> [Problem description]: Copy each line exactly. Drop every picture.

> [Supplied data]:
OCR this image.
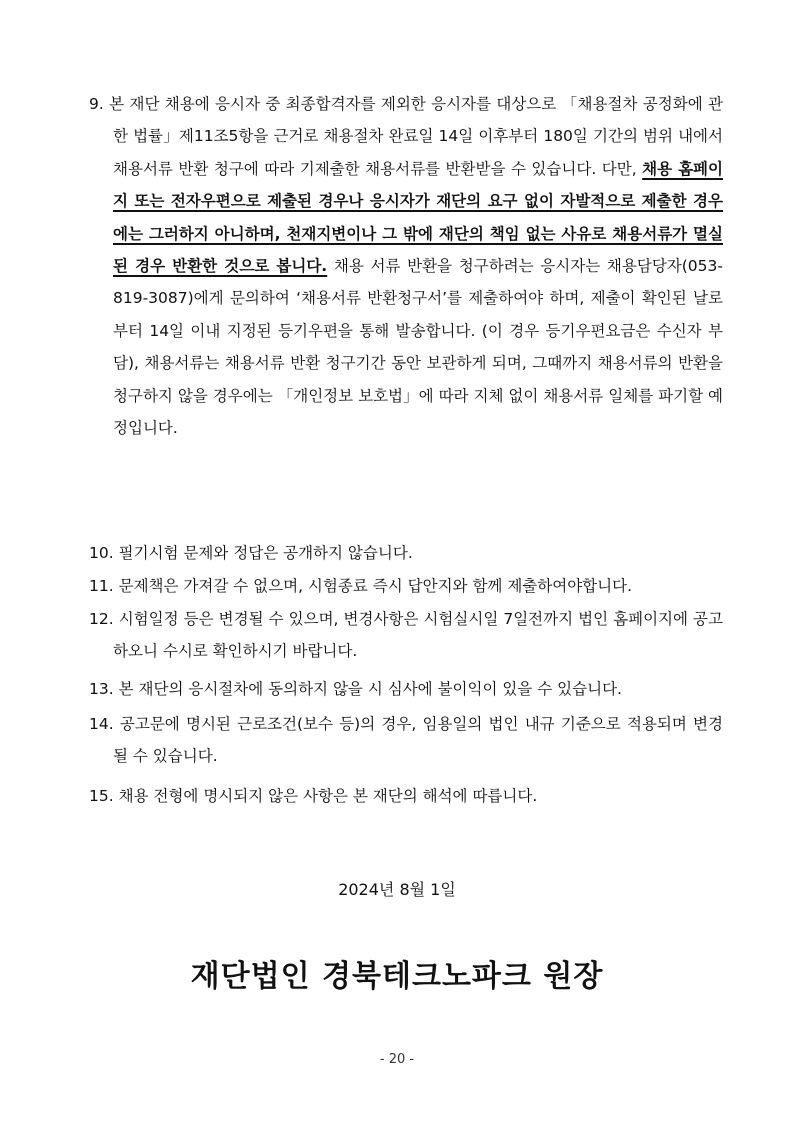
9. 본 재단 채용에 응시자 중 최종합격자를 제외한 응시자를 대상으로 「채용절차 공정화에 관한 법률」제11조5항을 근거로 채용절차 완료일 14일 이후부터 180일 기간의 범위 내에서 채용서류 반환 청구에 따라 기제출한 채용서류를 반환받을 수 있습니다. 다만, 채용 홈페이지 또는 전자우편으로 제출된 경우나 응시자가 재단의 요구 없이 자발적으로 제출한 경우에는 그러하지 아니하며, 천재지변이나 그 밖에 재단의 책임 없는 사유로 채용서류가 멸실된 경우 반환한 것으로 봅니다. 채용 서류 반환을 청구하려는 응시자는 채용담당자(053-819-3087)에게 문의하여 ‘채용서류 반환청구서’를 제출하여야 하며, 제출이 확인된 날로부터 14일 이내 지정된 등기우편을 통해 발송합니다. (이 경우 등기우편요금은 수신자 부담), 채용서류는 채용서류 반환 청구기간 동안 보관하게 되며, 그때까지 채용서류의 반환을 청구하지 않을 경우에는 「개인정보 보호법」에 따라 지체 없이 채용서류 일체를 파기할 예정입니다.
10. 필기시험 문제와 정답은 공개하지 않습니다.
11. 문제책은 가져갈 수 없으며, 시험종료 즉시 답안지와 함께 제출하여야합니다.
12. 시험일정 등은 변경될 수 있으며, 변경사항은 시험실시일 7일전까지 법인 홈페이지에 공고하오니 수시로 확인하시기 바랍니다.
13. 본 재단의 응시절차에 동의하지 않을 시 심사에 불이익이 있을 수 있습니다.
14. 공고문에 명시된 근로조건(보수 등)의 경우, 임용일의 법인 내규 기준으로 적용되며 변경될 수 있습니다.
15. 채용 전형에 명시되지 않은 사항은 본 재단의 해석에 따릅니다.
2024년 8월 1일
재단법인 경북테크노파크 원장
- 20 -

> [Answer for the task]:
OCR this image.
9. 본 재단 채용에 응시자 중 최종합격자를 제외한 응시자를 대상으로 「채용절차 공정화에 관한 법률」제11조5항을 근거로 채용절차 완료일 14일 이후부터 180일 기간의 범위 내에서 채용서류 반환 청구에 따라 기제출한 채용서류를 반환받을 수 있습니다. 다만, 채용 홈페이지 또는 전자우편으로 제출된 경우나 응시자가 재단의 요구 없이 자발적으로 제출한 경우에는 그러하지 아니하며, 천재지변이나 그 밖에 재단의 책임 없는 사유로 채용서류가 멸실된 경우 반환한 것으로 봅니다. 채용 서류 반환을 청구하려는 응시자는 채용담당자(053-819-3087)에게 문의하여 ‘채용서류 반환청구서’를 제출하여야 하며, 제출이 확인된 날로부터 14일 이내 지정된 등기우편을 통해 발송합니다. (이 경우 등기우편요금은 수신자 부담), 채용서류는 채용서류 반환 청구기간 동안 보관하게 되며, 그때까지 채용서류의 반환을 청구하지 않을 경우에는 「개인정보 보호법」에 따라 지체 없이 채용서류 일체를 파기할 예정입니다.
10. 필기시험 문제와 정답은 공개하지 않습니다.
11. 문제책은 가져갈 수 없으며, 시험종료 즉시 답안지와 함께 제출하여야합니다.
12. 시험일정 등은 변경될 수 있으며, 변경사항은 시험실시일 7일전까지 법인 홈페이지에 공고하오니 수시로 확인하시기 바랍니다.
13. 본 재단의 응시절차에 동의하지 않을 시 심사에 불이익이 있을 수 있습니다.
14. 공고문에 명시된 근로조건(보수 등)의 경우, 임용일의 법인 내규 기준으로 적용되며 변경될 수 있습니다.
15. 채용 전형에 명시되지 않은 사항은 본 재단의 해석에 따릅니다.
2024년 8월 1일
재단법인 경북테크노파크 원장
- 20 -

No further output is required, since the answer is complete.